Input material:
....

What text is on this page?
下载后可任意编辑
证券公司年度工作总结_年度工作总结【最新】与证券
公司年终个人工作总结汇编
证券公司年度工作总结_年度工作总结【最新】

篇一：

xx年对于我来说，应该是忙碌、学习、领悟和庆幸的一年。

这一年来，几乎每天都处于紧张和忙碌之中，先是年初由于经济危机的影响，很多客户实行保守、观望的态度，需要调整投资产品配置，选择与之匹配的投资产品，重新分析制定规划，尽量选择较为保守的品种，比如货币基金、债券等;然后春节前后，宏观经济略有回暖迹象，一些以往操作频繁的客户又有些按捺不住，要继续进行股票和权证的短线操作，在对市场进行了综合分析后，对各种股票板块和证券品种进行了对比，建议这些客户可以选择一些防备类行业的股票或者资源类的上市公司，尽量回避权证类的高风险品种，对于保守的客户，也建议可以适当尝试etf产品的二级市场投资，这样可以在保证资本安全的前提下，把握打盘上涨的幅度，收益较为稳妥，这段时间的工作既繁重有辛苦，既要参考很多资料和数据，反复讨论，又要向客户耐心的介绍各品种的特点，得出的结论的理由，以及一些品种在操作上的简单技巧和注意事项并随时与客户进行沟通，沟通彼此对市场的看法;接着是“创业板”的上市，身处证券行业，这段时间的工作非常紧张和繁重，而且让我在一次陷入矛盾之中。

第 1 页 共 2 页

....

Job:
Your task is to extract all of the records exactly.

Expected output:
What text is on this page?
下载后可任意编辑
证券公司年度工作总结_年度工作总结【最新】与证券
公司年终个人工作总结汇编
证券公司年度工作总结_年度工作总结【最新】

篇一：

xx年对于我来说，应该是忙碌、学习、领悟和庆幸的一年。

这一年来，几乎每天都处于紧张和忙碌之中，先是年初由于经济危机的影响，很多客户实行保守、观望的态度，需要调整投资产品配置，选择与之匹配的投资产品，重新分析制定规划，尽量选择较为保守的品种，比如货币基金、债券等;然后春节前后，宏观经济略有回暖迹象，一些以往操作频繁的客户又有些按捺不住，要继续进行股票和权证的短线操作，在对市场进行了综合分析后，对各种股票板块和证券品种进行了对比，建议这些客户可以选择一些防备类行业的股票或者资源类的上市公司，尽量回避权证类的高风险品种，对于保守的客户，也建议可以适当尝试etf产品的二级市场投资，这样可以在保证资本安全的前提下，把握打盘上涨的幅度，收益较为稳妥，这段时间的工作既繁重有辛苦，既要参考很多资料和数据，反复讨论，又要向客户耐心的介绍各品种的特点，得出的结论的理由，以及一些品种在操作上的简单技巧和注意事项并随时与客户进行沟通，沟通彼此对市场的看法;接着是“创业板”的上市，身处证券行业，这段时间的工作非常紧张和繁重，而且让我在一次陷入矛盾之中。

第 1 页 共 2 页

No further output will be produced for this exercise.